[WHAT IS EXPECTED]
Would you repeat the listing exactly but omit every picture?

[Data items]
--------------------

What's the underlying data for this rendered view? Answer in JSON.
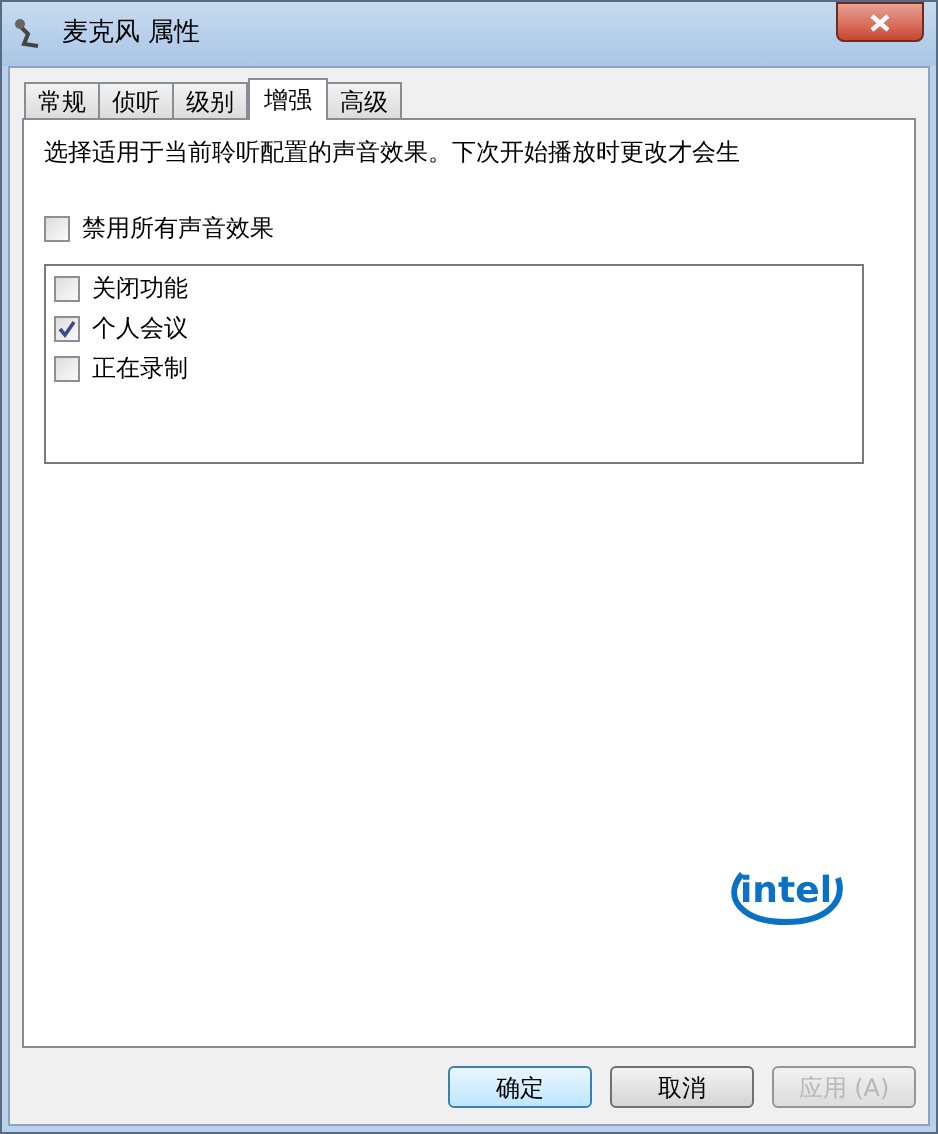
{
  "window": {
    "title": "麦克风 属性"
  },
  "tabs": [
    {
      "label": "常规",
      "selected": false
    },
    {
      "label": "侦听",
      "selected": false
    },
    {
      "label": "级别",
      "selected": false
    },
    {
      "label": "增强",
      "selected": true
    },
    {
      "label": "高级",
      "selected": false
    }
  ],
  "description": "选择适用于当前聆听配置的声音效果。下次开始播放时更改才会生",
  "disable_all": {
    "label": "禁用所有声音效果",
    "checked": false
  },
  "effects": [
    {
      "label": "关闭功能",
      "checked": false
    },
    {
      "label": "个人会议",
      "checked": true
    },
    {
      "label": "正在录制",
      "checked": false
    }
  ],
  "logo": {
    "text": "intel"
  },
  "buttons": [
    {
      "label": "确定",
      "kind": "default",
      "disabled": false
    },
    {
      "label": "取消",
      "kind": "normal",
      "disabled": false
    },
    {
      "label": "应用 (A)",
      "kind": "normal",
      "disabled": true
    }
  ]
}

--------------------

[PROBLEM SOLUTION]
What's the underlying data for this rendered view? Answer in JSON.
{
  "window": {
    "title": "麦克风 属性"
  },
  "tabs": [
    {
      "label": "常规",
      "selected": false
    },
    {
      "label": "侦听",
      "selected": false
    },
    {
      "label": "级别",
      "selected": false
    },
    {
      "label": "增强",
      "selected": true
    },
    {
      "label": "高级",
      "selected": false
    }
  ],
  "description": "选择适用于当前聆听配置的声音效果。下次开始播放时更改才会生",
  "disable_all": {
    "label": "禁用所有声音效果",
    "checked": false
  },
  "effects": [
    {
      "label": "关闭功能",
      "checked": false
    },
    {
      "label": "个人会议",
      "checked": true
    },
    {
      "label": "正在录制",
      "checked": false
    }
  ],
  "logo": {
    "text": "intel"
  },
  "buttons": [
    {
      "label": "确定",
      "kind": "default",
      "disabled": false
    },
    {
      "label": "取消",
      "kind": "normal",
      "disabled": false
    },
    {
      "label": "应用 (A)",
      "kind": "normal",
      "disabled": true
    }
  ]
}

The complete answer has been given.